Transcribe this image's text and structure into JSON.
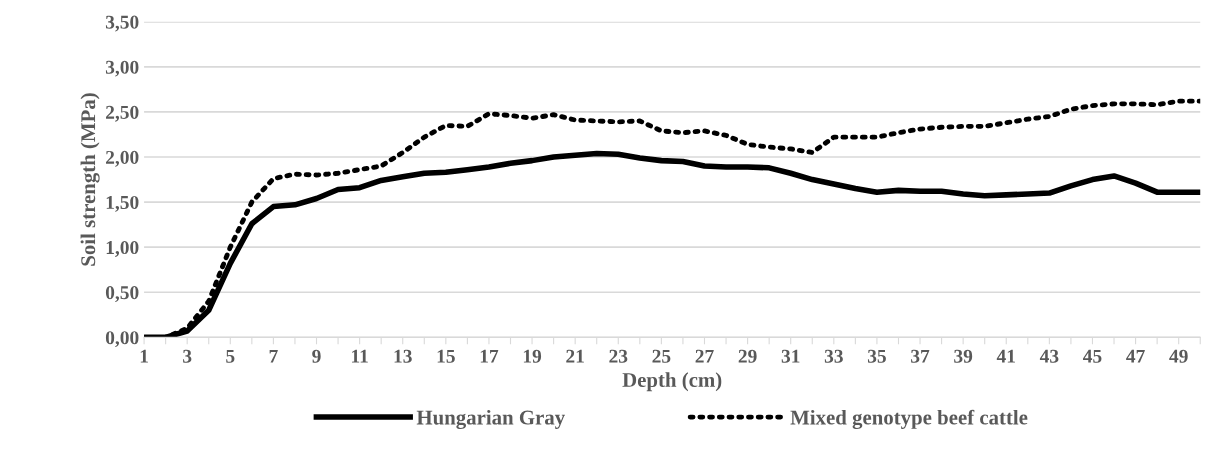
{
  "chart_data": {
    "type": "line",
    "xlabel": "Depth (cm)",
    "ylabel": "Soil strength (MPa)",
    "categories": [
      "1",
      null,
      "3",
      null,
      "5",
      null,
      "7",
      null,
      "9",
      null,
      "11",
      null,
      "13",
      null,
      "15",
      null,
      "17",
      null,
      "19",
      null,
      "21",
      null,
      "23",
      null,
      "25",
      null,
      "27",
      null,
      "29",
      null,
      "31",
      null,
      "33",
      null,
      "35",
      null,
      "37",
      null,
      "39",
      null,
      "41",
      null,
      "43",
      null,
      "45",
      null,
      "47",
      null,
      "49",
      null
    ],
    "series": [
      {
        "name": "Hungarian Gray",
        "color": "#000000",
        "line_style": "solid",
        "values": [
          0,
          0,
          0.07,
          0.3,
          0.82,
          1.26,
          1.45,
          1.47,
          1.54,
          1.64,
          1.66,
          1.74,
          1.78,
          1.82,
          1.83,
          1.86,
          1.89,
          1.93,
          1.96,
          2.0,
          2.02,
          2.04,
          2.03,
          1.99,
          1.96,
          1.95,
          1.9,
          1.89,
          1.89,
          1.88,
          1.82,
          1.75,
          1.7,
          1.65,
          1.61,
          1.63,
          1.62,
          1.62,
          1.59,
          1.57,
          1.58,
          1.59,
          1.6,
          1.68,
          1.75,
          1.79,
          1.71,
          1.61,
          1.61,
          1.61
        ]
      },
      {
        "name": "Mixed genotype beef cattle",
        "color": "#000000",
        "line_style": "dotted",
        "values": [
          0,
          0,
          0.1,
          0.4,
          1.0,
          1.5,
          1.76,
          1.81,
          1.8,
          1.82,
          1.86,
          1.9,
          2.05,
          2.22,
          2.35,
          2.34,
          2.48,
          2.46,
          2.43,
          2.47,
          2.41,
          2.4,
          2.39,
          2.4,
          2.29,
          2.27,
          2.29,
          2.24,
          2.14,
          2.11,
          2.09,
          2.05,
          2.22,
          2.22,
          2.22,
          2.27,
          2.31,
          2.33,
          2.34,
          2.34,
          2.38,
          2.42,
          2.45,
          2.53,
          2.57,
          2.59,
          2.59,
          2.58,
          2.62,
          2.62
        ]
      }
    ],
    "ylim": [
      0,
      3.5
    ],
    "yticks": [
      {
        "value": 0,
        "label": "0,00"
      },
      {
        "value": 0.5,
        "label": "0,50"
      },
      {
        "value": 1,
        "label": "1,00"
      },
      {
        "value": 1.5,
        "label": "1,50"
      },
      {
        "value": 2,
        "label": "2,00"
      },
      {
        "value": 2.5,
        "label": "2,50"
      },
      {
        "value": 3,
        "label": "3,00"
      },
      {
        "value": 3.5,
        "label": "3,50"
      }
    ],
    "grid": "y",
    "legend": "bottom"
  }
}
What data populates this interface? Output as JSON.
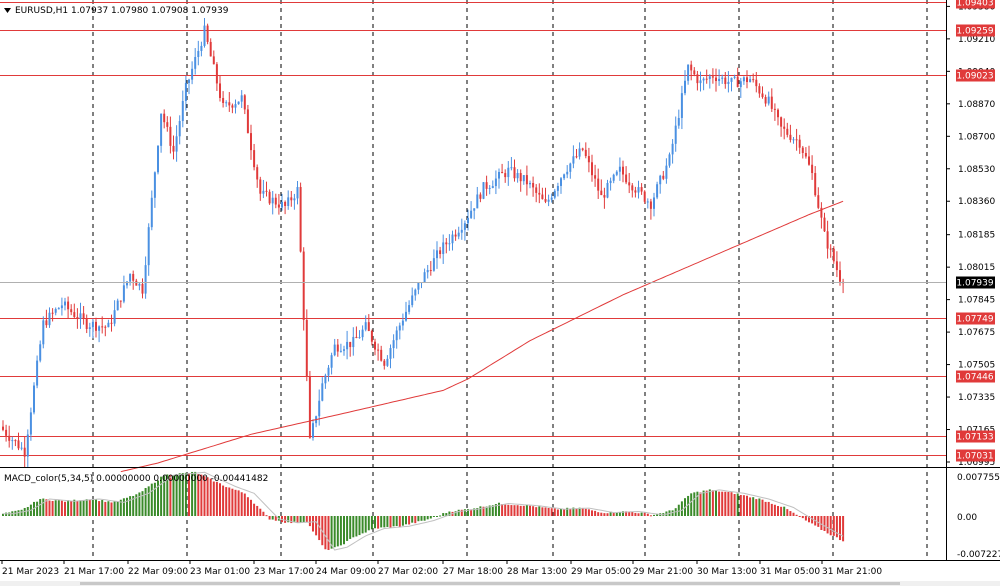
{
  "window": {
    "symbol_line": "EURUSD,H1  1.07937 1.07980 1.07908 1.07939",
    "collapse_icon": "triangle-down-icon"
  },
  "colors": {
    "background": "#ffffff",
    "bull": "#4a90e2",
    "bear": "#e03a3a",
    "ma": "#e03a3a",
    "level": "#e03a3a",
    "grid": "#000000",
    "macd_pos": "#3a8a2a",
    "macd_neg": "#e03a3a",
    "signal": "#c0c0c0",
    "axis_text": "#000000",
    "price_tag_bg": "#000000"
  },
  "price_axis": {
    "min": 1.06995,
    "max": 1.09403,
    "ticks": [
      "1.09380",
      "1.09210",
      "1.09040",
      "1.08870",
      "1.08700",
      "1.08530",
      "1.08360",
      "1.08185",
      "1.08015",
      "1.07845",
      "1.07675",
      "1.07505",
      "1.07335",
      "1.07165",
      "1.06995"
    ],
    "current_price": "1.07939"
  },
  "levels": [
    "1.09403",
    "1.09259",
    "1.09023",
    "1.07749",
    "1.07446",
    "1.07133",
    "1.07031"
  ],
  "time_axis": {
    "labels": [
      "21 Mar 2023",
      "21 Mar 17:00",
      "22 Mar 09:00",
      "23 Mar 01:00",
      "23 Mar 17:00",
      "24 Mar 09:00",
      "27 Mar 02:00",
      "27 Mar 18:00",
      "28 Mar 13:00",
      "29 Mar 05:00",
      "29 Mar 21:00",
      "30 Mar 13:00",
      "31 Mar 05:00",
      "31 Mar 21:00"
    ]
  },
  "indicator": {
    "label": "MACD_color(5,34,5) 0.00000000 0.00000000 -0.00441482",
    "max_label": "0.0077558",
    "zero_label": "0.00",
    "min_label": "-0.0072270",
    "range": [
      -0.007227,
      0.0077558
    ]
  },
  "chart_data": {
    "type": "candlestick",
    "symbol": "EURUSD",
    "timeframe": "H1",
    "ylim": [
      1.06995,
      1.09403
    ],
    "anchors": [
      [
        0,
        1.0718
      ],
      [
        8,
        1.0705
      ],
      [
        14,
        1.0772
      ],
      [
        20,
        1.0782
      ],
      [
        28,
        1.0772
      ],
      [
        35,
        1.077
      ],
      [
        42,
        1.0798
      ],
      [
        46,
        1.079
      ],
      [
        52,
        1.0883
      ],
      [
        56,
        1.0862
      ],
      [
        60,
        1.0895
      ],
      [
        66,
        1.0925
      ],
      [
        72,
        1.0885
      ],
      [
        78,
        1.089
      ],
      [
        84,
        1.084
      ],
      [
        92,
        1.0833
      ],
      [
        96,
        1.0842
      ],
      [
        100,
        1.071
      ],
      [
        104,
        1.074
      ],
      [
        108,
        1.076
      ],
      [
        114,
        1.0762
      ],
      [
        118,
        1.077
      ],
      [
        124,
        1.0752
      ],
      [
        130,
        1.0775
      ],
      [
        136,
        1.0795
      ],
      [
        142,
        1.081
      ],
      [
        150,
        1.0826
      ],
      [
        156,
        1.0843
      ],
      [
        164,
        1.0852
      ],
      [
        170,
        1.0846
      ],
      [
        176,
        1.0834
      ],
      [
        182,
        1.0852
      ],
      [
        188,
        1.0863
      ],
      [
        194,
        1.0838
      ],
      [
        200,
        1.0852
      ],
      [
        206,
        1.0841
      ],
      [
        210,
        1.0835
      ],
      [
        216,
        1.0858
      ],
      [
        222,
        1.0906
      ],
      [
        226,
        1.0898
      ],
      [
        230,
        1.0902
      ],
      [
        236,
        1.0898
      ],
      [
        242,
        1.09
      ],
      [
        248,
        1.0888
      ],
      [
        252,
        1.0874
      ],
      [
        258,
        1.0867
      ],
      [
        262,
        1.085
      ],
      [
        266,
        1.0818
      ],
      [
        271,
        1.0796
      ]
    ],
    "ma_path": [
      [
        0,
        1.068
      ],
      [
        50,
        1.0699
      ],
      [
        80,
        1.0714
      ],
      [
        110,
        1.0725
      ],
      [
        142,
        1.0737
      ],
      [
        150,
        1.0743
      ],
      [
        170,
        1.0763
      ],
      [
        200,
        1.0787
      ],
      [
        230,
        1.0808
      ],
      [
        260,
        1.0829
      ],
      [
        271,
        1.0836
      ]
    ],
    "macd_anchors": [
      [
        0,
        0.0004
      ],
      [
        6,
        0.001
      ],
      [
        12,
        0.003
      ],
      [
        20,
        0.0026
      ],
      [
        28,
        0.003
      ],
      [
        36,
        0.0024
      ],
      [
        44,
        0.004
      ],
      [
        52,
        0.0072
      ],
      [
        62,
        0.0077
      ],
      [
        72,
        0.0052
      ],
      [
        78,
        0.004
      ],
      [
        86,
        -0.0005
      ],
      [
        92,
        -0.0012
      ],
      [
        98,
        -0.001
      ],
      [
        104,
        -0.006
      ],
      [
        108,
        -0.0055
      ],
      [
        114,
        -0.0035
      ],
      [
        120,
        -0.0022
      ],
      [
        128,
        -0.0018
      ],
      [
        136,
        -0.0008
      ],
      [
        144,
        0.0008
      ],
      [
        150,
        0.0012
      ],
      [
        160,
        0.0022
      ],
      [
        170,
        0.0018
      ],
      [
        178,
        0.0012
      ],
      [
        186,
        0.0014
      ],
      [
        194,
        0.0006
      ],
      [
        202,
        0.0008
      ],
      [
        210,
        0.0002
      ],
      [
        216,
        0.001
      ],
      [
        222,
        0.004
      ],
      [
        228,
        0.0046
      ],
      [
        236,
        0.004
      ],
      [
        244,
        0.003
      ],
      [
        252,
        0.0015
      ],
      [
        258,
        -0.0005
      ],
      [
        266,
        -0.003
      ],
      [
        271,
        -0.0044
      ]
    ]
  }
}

----

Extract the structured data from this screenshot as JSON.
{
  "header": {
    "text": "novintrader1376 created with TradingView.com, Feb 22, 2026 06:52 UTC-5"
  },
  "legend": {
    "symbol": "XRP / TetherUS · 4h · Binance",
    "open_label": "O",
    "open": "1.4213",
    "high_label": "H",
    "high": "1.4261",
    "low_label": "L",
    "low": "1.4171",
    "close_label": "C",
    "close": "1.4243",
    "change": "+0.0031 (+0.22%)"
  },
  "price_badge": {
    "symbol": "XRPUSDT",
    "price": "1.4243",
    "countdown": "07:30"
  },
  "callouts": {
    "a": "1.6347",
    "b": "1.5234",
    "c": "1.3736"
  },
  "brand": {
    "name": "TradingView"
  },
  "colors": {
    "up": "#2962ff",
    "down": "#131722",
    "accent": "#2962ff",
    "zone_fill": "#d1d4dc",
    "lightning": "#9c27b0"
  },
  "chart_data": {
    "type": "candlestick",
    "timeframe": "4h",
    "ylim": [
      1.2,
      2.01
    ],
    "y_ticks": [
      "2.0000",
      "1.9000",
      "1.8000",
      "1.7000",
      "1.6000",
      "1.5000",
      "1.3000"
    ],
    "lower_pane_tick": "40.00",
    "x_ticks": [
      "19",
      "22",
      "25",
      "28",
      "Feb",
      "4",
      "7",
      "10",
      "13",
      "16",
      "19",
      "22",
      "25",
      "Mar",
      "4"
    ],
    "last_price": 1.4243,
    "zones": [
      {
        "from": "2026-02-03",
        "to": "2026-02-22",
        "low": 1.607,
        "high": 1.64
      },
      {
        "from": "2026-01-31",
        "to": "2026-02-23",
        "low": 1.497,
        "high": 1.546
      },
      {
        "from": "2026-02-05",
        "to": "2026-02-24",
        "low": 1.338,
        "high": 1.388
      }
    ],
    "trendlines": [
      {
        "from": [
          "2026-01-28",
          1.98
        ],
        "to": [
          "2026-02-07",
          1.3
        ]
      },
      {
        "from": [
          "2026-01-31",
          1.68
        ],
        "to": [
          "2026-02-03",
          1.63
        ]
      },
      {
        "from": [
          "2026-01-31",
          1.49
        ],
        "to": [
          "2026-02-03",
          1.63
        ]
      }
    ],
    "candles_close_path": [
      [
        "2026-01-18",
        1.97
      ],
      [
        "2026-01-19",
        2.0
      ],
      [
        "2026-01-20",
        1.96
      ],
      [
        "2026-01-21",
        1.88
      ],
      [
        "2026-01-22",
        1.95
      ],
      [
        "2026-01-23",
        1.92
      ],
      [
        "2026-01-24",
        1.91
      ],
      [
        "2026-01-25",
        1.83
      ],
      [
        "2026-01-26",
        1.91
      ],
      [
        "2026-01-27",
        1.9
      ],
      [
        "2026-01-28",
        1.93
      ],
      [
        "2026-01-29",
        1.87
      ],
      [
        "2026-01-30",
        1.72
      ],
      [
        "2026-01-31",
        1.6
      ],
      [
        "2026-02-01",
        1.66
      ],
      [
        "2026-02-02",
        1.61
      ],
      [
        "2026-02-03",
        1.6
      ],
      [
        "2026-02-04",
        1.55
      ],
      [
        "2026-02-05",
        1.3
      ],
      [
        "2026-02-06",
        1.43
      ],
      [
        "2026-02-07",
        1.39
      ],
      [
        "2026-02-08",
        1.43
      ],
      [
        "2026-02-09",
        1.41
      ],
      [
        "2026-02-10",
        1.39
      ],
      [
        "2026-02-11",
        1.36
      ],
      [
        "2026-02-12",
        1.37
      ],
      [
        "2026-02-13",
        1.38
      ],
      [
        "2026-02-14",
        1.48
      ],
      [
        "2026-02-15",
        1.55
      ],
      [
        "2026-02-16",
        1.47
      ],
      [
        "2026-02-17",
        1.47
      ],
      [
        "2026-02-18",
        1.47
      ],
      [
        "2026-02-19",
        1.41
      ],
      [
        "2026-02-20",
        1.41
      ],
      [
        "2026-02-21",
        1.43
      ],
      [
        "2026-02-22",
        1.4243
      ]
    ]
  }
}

----

### Objective
Select every line of the material above holding the word "this" and copy it.

### Written solution
Transcribe this image's text and structure into JSON.
What data populates this interface? Output as JSON.
Extract the structured data from this screenshot as JSON.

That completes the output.